- **STATED TASK**:
Select all lines in the records that include "JSON".

[START OF DATA EXCERPTS]

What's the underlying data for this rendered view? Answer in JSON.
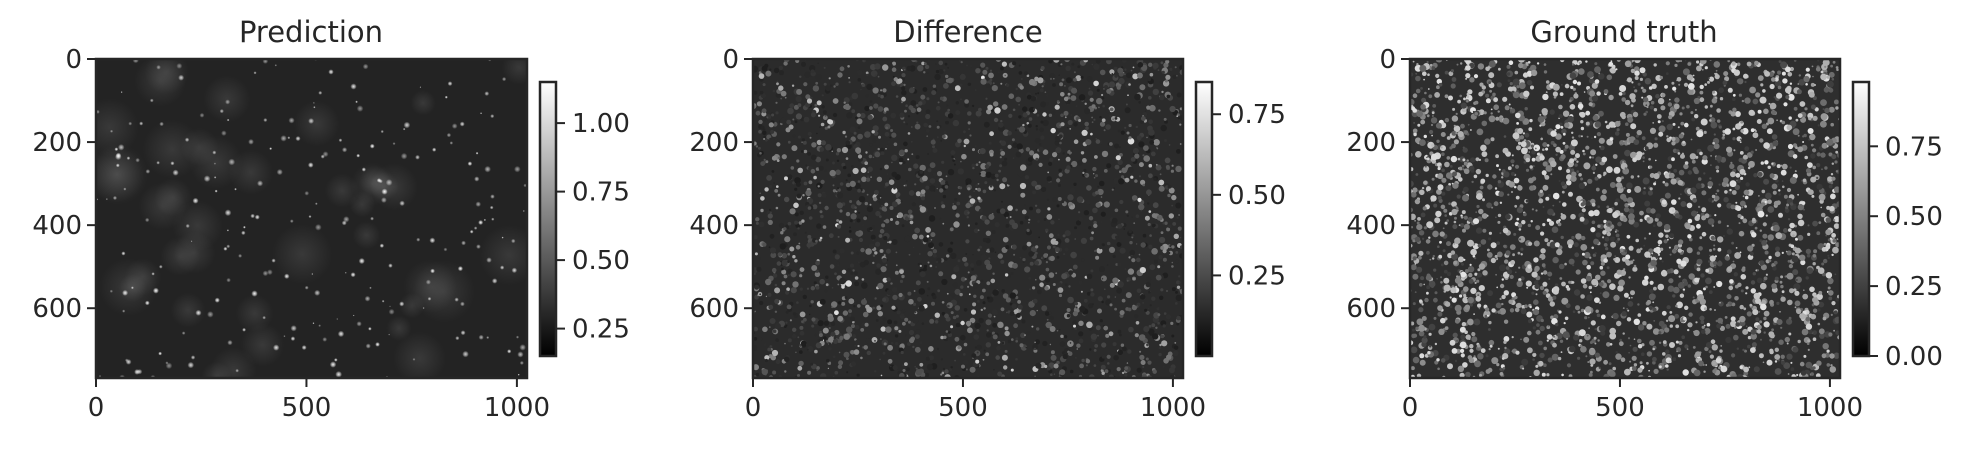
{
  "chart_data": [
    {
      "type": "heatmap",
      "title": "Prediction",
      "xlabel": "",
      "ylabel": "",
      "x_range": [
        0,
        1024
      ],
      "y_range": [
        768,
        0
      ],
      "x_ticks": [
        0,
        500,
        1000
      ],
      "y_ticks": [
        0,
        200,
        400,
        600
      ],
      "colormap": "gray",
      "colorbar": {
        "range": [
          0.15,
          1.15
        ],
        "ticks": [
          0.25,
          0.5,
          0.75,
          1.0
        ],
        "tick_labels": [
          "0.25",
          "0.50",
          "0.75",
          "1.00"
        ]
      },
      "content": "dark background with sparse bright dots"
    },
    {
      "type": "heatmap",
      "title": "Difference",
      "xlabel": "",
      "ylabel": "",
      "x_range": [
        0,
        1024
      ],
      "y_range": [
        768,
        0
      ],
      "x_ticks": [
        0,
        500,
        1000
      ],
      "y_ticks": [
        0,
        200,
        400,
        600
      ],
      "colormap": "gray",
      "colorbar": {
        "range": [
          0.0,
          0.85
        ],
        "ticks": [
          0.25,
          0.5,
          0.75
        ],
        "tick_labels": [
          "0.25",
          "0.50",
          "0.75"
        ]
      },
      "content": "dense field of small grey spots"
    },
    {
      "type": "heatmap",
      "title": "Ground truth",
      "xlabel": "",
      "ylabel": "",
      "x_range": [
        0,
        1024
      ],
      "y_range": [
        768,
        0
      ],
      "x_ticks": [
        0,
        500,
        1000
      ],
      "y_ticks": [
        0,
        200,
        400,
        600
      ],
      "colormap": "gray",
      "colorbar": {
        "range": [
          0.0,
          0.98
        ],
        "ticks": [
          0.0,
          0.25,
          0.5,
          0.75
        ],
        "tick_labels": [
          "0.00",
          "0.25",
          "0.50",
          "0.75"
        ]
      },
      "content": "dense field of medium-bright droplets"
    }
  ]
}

[END OF DATA EXCERPTS]
[START OF DATA EXCERPTS]

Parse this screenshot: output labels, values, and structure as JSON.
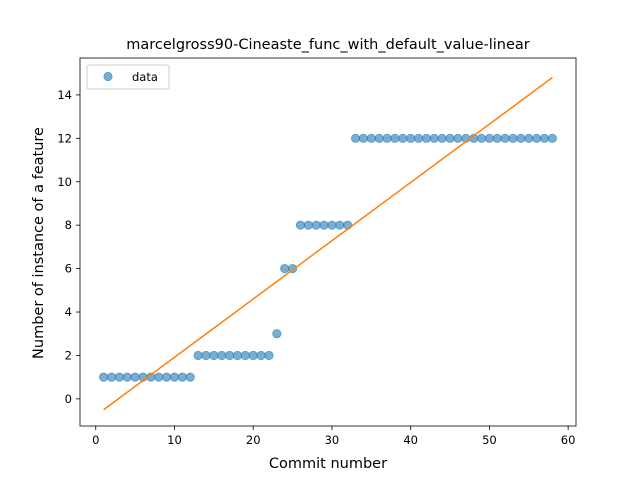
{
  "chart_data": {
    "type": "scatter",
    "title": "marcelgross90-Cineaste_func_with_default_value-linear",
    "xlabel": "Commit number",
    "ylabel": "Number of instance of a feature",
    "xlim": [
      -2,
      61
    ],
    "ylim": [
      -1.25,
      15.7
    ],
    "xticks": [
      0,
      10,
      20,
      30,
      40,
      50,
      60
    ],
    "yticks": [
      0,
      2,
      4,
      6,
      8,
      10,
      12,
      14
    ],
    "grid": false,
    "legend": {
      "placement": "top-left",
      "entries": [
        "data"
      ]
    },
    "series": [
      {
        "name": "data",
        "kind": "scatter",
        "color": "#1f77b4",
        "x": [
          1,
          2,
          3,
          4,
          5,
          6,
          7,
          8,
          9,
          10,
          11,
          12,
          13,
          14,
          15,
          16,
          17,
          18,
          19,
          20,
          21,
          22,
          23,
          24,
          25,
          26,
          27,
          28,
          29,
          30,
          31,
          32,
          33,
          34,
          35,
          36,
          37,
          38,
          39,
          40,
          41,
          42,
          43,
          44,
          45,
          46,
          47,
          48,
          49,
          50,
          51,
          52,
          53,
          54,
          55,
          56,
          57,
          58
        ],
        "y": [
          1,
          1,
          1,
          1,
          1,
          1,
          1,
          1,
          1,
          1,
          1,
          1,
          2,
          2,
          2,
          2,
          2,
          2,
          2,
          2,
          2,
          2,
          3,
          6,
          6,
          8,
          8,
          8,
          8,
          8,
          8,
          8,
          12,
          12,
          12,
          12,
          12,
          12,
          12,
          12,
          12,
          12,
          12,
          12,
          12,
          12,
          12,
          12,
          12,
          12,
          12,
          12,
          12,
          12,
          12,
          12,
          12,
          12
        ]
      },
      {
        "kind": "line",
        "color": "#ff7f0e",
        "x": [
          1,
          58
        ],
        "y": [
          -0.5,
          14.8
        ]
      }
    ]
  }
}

[END OF DATA EXCERPTS]

- **OUTPUT**:
What's the underlying data for this rendered view? Answer in JSON.
Parse this screenshot: output labels, values, and structure as JSON.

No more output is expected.